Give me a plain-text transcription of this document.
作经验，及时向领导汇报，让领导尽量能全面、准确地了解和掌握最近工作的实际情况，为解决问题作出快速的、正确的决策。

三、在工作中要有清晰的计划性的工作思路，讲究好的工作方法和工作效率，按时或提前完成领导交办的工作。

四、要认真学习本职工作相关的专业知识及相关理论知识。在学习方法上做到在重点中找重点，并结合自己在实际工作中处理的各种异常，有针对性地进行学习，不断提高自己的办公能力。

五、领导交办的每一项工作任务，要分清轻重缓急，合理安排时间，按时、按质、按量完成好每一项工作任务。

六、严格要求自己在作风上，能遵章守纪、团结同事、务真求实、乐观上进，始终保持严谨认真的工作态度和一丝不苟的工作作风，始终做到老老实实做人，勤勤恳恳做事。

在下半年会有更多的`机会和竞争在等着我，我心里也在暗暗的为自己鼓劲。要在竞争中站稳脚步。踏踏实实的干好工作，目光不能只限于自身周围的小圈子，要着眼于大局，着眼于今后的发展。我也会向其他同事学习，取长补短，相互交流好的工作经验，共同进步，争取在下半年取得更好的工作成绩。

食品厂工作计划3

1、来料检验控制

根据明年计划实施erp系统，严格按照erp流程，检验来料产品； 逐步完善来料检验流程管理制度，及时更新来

━━━━━━━━━━

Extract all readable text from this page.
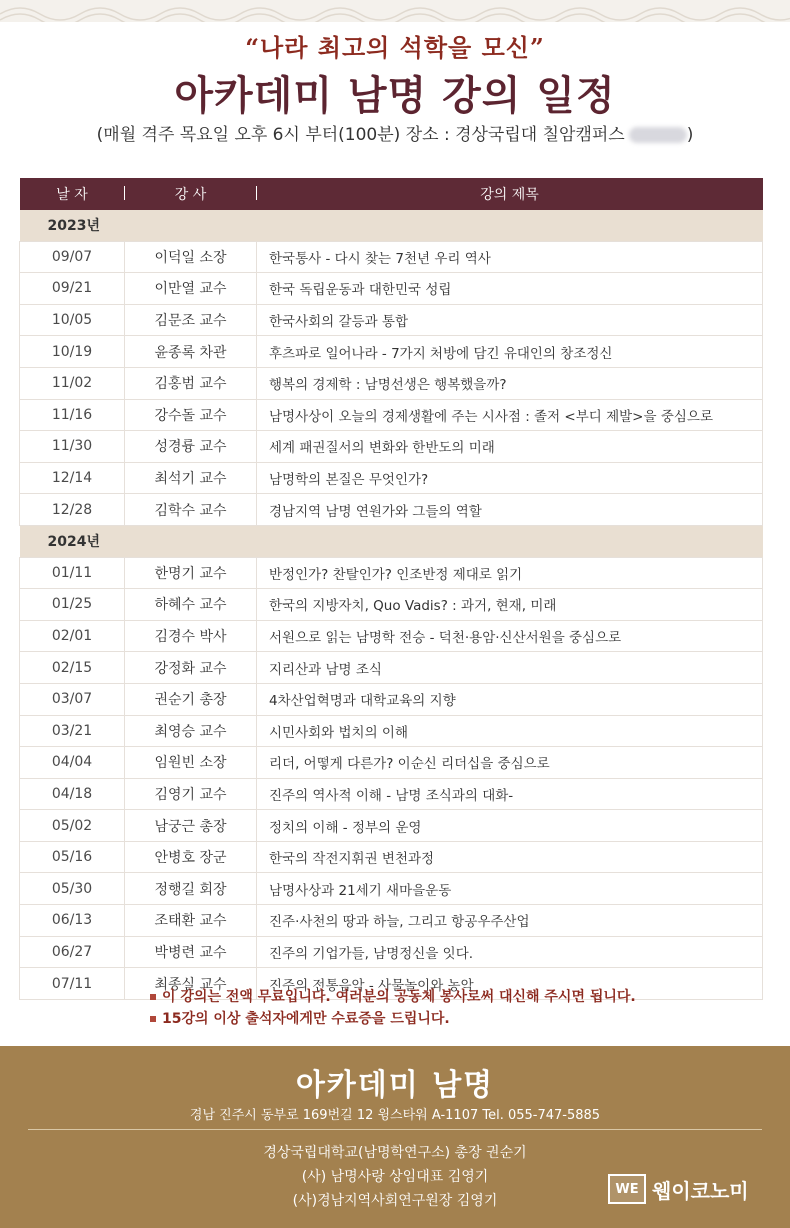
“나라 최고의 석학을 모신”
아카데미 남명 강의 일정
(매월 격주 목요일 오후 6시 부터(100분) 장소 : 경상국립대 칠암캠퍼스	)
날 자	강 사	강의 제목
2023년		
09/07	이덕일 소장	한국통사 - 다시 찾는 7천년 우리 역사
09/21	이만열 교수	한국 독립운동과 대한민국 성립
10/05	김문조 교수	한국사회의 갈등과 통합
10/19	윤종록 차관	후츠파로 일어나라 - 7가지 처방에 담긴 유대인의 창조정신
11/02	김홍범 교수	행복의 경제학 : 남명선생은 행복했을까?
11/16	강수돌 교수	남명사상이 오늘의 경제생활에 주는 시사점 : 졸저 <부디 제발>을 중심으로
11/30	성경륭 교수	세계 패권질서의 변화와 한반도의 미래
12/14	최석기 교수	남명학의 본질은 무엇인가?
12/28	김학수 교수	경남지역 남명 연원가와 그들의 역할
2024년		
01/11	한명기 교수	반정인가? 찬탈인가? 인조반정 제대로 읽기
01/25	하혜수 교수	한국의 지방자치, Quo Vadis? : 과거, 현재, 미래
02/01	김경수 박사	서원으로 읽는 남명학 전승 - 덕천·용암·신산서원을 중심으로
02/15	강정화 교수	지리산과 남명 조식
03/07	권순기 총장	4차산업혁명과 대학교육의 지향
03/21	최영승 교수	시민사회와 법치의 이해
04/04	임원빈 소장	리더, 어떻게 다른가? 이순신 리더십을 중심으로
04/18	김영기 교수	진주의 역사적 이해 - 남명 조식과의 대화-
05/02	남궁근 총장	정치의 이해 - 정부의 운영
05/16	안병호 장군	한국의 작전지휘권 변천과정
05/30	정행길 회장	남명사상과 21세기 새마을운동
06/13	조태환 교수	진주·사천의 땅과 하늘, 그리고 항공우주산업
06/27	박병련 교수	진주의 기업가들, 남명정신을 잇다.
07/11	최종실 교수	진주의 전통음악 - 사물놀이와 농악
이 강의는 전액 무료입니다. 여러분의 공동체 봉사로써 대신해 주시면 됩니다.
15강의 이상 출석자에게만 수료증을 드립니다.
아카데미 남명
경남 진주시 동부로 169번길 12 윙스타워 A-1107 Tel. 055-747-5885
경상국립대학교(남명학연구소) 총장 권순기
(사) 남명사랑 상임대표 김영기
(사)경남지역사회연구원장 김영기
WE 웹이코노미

━━━━━━━━━━

[WHAT TO WORK ON] Looking at the records above, tally the lines holding "text" and reply with that number only.

[SOLUTION FOR THIS TASK] 2